Every line in the listing is to be echoed verbatim.
***** DATA FOR THIS EXERCISE *****
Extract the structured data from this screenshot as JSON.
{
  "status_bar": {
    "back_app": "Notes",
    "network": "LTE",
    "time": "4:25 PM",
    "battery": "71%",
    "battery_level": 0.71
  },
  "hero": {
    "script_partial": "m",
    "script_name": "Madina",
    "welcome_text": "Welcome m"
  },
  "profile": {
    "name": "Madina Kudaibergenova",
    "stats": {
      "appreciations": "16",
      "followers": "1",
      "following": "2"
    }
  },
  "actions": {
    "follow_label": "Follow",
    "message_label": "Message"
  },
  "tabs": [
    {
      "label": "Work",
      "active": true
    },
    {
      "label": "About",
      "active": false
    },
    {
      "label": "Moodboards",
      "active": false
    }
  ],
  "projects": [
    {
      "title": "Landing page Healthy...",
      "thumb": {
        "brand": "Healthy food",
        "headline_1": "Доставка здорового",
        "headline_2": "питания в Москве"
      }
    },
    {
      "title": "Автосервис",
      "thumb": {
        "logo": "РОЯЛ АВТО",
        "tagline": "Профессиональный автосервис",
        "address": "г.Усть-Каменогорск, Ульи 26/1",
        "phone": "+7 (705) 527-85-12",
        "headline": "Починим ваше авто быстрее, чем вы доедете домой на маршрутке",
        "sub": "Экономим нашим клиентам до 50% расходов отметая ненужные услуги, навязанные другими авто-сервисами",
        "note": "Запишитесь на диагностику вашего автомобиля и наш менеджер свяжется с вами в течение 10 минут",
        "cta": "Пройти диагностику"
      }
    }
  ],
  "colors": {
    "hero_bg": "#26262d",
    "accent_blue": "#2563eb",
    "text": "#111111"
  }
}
*****
* [FINAL RESULT]:
Extract the structured data from this screenshot as JSON.
{
  "status_bar": {
    "back_app": "Notes",
    "network": "LTE",
    "time": "4:25 PM",
    "battery": "71%",
    "battery_level": 0.71
  },
  "hero": {
    "script_partial": "m",
    "script_name": "Madina",
    "welcome_text": "Welcome m"
  },
  "profile": {
    "name": "Madina Kudaibergenova",
    "stats": {
      "appreciations": "16",
      "followers": "1",
      "following": "2"
    }
  },
  "actions": {
    "follow_label": "Follow",
    "message_label": "Message"
  },
  "tabs": [
    {
      "label": "Work",
      "active": true
    },
    {
      "label": "About",
      "active": false
    },
    {
      "label": "Moodboards",
      "active": false
    }
  ],
  "projects": [
    {
      "title": "Landing page Healthy...",
      "thumb": {
        "brand": "Healthy food",
        "headline_1": "Доставка здорового",
        "headline_2": "питания в Москве"
      }
    },
    {
      "title": "Автосервис",
      "thumb": {
        "logo": "РОЯЛ АВТО",
        "tagline": "Профессиональный автосервис",
        "address": "г.Усть-Каменогорск, Ульи 26/1",
        "phone": "+7 (705) 527-85-12",
        "headline": "Починим ваше авто быстрее, чем вы доедете домой на маршрутке",
        "sub": "Экономим нашим клиентам до 50% расходов отметая ненужные услуги, навязанные другими авто-сервисами",
        "note": "Запишитесь на диагностику вашего автомобиля и наш менеджер свяжется с вами в течение 10 минут",
        "cta": "Пройти диагностику"
      }
    }
  ],
  "colors": {
    "hero_bg": "#26262d",
    "accent_blue": "#2563eb",
    "text": "#111111"
  }
}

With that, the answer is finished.